[Stored entries]
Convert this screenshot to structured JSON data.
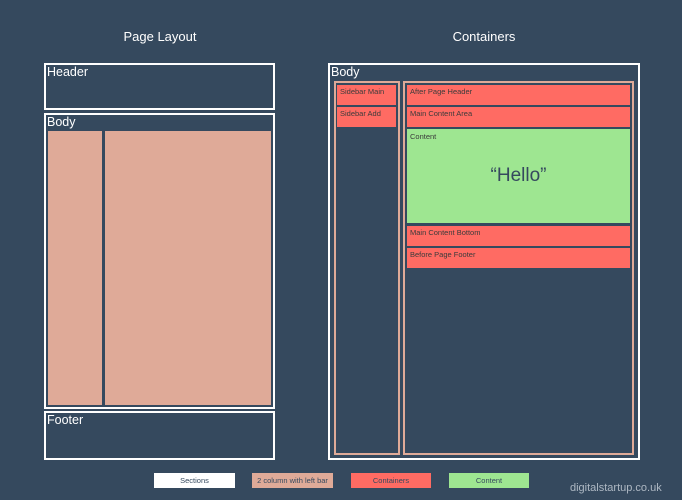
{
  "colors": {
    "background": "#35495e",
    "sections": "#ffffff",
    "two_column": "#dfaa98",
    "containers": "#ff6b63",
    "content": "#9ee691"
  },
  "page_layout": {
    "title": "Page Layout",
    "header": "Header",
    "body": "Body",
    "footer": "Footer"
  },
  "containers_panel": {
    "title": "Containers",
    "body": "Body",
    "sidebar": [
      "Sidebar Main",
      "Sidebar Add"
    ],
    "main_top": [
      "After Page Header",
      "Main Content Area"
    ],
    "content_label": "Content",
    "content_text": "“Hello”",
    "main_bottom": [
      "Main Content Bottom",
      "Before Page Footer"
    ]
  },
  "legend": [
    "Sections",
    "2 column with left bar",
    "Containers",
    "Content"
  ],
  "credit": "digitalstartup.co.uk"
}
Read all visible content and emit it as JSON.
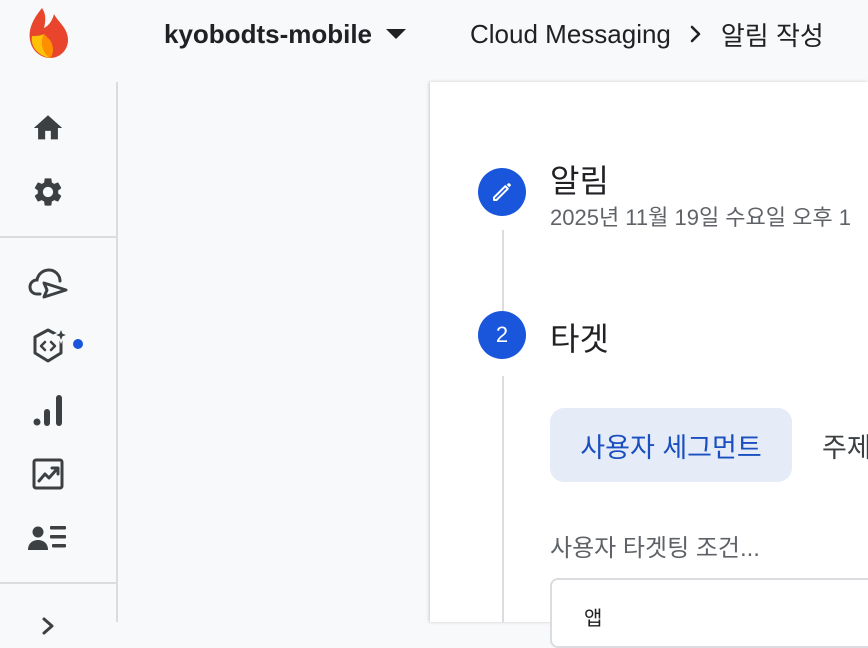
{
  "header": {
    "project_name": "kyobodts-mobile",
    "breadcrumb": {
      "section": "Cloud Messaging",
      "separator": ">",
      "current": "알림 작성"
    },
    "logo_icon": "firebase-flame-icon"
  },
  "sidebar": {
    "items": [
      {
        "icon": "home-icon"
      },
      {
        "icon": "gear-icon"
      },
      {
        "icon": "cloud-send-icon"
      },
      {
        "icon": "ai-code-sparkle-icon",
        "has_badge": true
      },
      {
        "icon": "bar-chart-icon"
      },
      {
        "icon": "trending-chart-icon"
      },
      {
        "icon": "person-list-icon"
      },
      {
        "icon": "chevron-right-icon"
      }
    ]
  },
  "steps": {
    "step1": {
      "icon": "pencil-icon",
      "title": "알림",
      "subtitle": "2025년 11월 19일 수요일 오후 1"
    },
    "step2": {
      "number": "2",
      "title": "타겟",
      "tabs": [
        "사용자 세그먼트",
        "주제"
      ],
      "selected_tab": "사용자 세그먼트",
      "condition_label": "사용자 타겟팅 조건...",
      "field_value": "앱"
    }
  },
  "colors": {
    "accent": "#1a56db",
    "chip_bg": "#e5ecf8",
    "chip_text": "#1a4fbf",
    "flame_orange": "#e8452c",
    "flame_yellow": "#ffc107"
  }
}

# [What you need to do]
Each record above should come back exactly the same, only without its pictures.

# [Correct result]
Convert this screenshot to structured JSON data.
{
  "colors": {
    "background": "#35495e",
    "sections": "#ffffff",
    "two_column": "#dfaa98",
    "containers": "#ff6b63",
    "content": "#9ee691"
  },
  "page_layout": {
    "title": "Page Layout",
    "header": "Header",
    "body": "Body",
    "footer": "Footer"
  },
  "containers_panel": {
    "title": "Containers",
    "body": "Body",
    "sidebar": [
      "Sidebar Main",
      "Sidebar Add"
    ],
    "main_top": [
      "After Page Header",
      "Main Content Area"
    ],
    "content_label": "Content",
    "content_text": "“Hello”",
    "main_bottom": [
      "Main Content Bottom",
      "Before Page Footer"
    ]
  },
  "legend": [
    "Sections",
    "2 column with left bar",
    "Containers",
    "Content"
  ],
  "credit": "digitalstartup.co.uk"
}
Read all visible content and emit it as JSON.
{
  "header": {
    "project_name": "kyobodts-mobile",
    "breadcrumb": {
      "section": "Cloud Messaging",
      "separator": ">",
      "current": "알림 작성"
    },
    "logo_icon": "firebase-flame-icon"
  },
  "sidebar": {
    "items": [
      {
        "icon": "home-icon"
      },
      {
        "icon": "gear-icon"
      },
      {
        "icon": "cloud-send-icon"
      },
      {
        "icon": "ai-code-sparkle-icon",
        "has_badge": true
      },
      {
        "icon": "bar-chart-icon"
      },
      {
        "icon": "trending-chart-icon"
      },
      {
        "icon": "person-list-icon"
      },
      {
        "icon": "chevron-right-icon"
      }
    ]
  },
  "steps": {
    "step1": {
      "icon": "pencil-icon",
      "title": "알림",
      "subtitle": "2025년 11월 19일 수요일 오후 1"
    },
    "step2": {
      "number": "2",
      "title": "타겟",
      "tabs": [
        "사용자 세그먼트",
        "주제"
      ],
      "selected_tab": "사용자 세그먼트",
      "condition_label": "사용자 타겟팅 조건...",
      "field_value": "앱"
    }
  },
  "colors": {
    "accent": "#1a56db",
    "chip_bg": "#e5ecf8",
    "chip_text": "#1a4fbf",
    "flame_orange": "#e8452c",
    "flame_yellow": "#ffc107"
  }
}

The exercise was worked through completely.